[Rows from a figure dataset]
┄┄┄┄┄┄┄┄┄┄┄┄┄┄┄┄┄┄┄┄

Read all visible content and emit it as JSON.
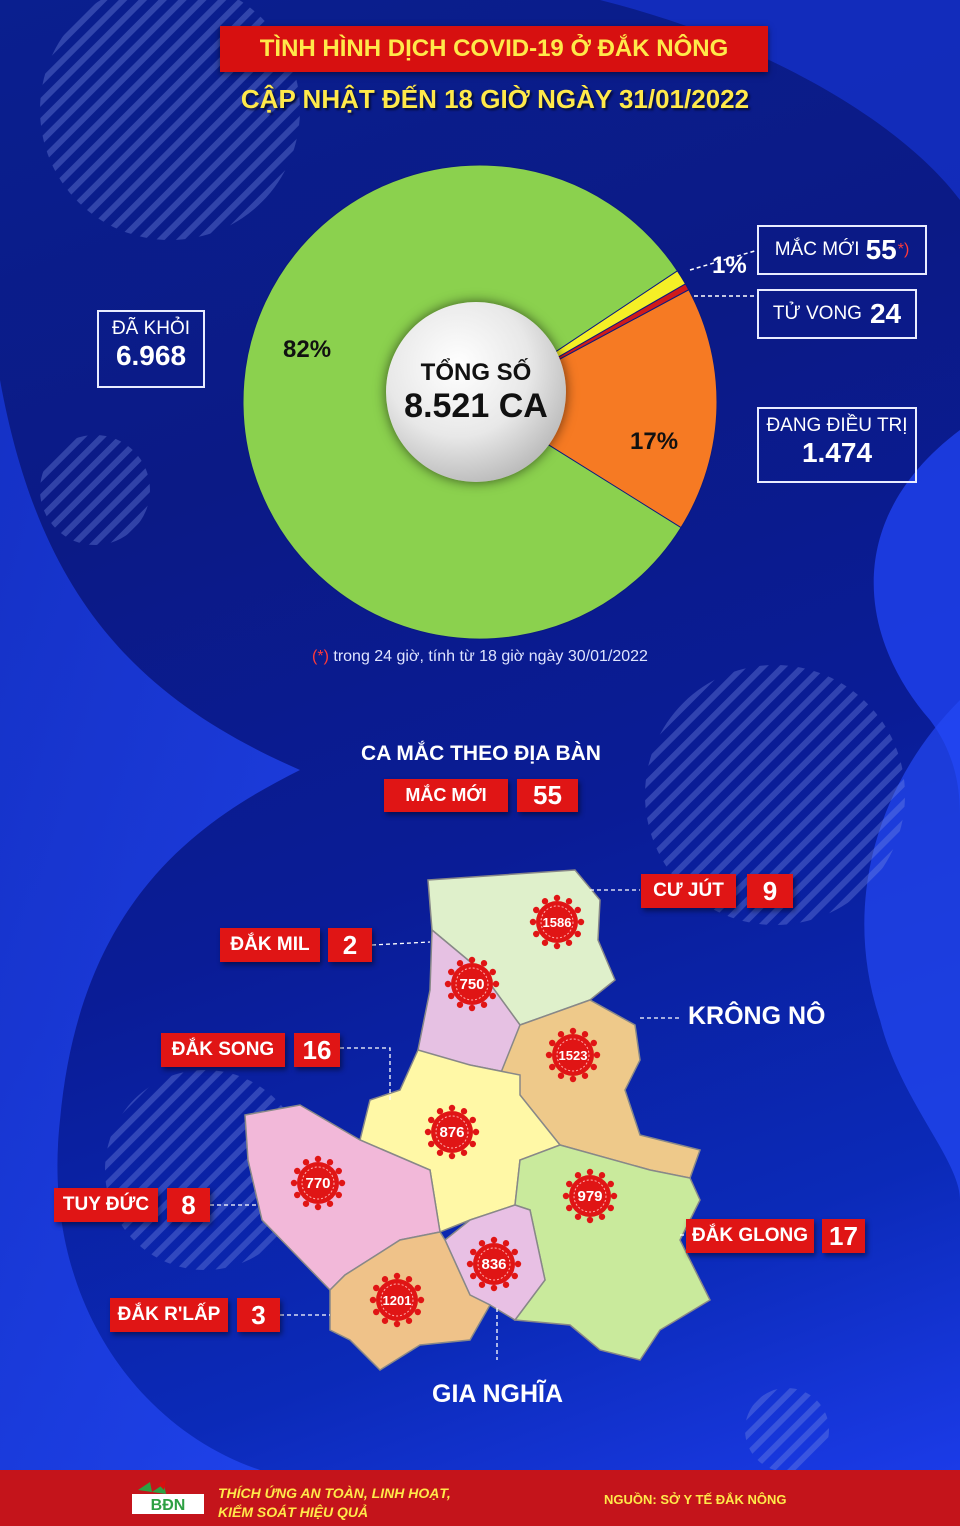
{
  "title": "TÌNH HÌNH DỊCH COVID-19 Ở ĐẮK NÔNG",
  "subtitle": "CẬP NHẬT ĐẾN 18 GIỜ NGÀY 31/01/2022",
  "colors": {
    "recovered": "#8bd14e",
    "treating": "#f67a23",
    "deaths": "#d01a1a",
    "new": "#f5ef26",
    "accent_red": "#e01515",
    "accent_yellow": "#ffe94a"
  },
  "center": {
    "label": "TỔNG SỐ",
    "value": "8.521 CA"
  },
  "chart_data": {
    "type": "pie",
    "slices": [
      {
        "label": "ĐÃ KHỎI",
        "value": 6968,
        "percent_label": "82%"
      },
      {
        "label": "ĐANG ĐIỀU TRỊ",
        "value": 1474,
        "percent_label": "17%"
      },
      {
        "label": "TỬ VONG",
        "value": 24,
        "percent_label": ""
      },
      {
        "label": "MẮC MỚI",
        "value": 55,
        "percent_label": "1%"
      }
    ],
    "total": "8.521 CA"
  },
  "stats": {
    "recovered": {
      "label": "ĐÃ KHỎI",
      "value": "6.968"
    },
    "treating": {
      "label": "ĐANG ĐIỀU TRỊ",
      "value": "1.474"
    },
    "deaths": {
      "label": "TỬ VONG",
      "value": "24"
    },
    "new": {
      "label": "MẮC MỚI",
      "value": "55",
      "mark": "*)"
    }
  },
  "pct": {
    "recovered": "82%",
    "treating": "17%",
    "small": "1%"
  },
  "footnote": {
    "star": "(*)",
    "text": " trong 24 giờ, tính từ 18 giờ ngày 30/01/2022"
  },
  "section": {
    "title": "CA MẮC THEO ĐỊA BÀN",
    "new_label": "MẮC MỚI",
    "new_value": "55"
  },
  "districts": [
    {
      "name": "CƯ JÚT",
      "new": "9",
      "total": "1586"
    },
    {
      "name": "ĐẮK MIL",
      "new": "2",
      "total": "750"
    },
    {
      "name": "KRÔNG NÔ",
      "new": "",
      "total": "1523"
    },
    {
      "name": "ĐẮK SONG",
      "new": "16",
      "total": "876"
    },
    {
      "name": "TUY ĐỨC",
      "new": "8",
      "total": "770"
    },
    {
      "name": "ĐẮK GLONG",
      "new": "17",
      "total": "979"
    },
    {
      "name": "GIA NGHĨA",
      "new": "",
      "total": "836"
    },
    {
      "name": "ĐẮK R'LẤP",
      "new": "3",
      "total": "1201"
    }
  ],
  "footer": {
    "logo_text": "BĐN",
    "slogan_1": "THÍCH ỨNG AN TOÀN, LINH HOẠT,",
    "slogan_2": "KIỂM SOÁT HIỆU QUẢ",
    "source": "NGUỒN: SỞ Y TẾ ĐẮK NÔNG"
  }
}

┄┄┄┄┄┄┄┄┄┄┄┄┄┄┄┄┄┄┄┄

* _Task_: For the string "ĐIỀU", count the lines of the entries above that include it; answer with the number only.

* _Answer for this exercise_: 2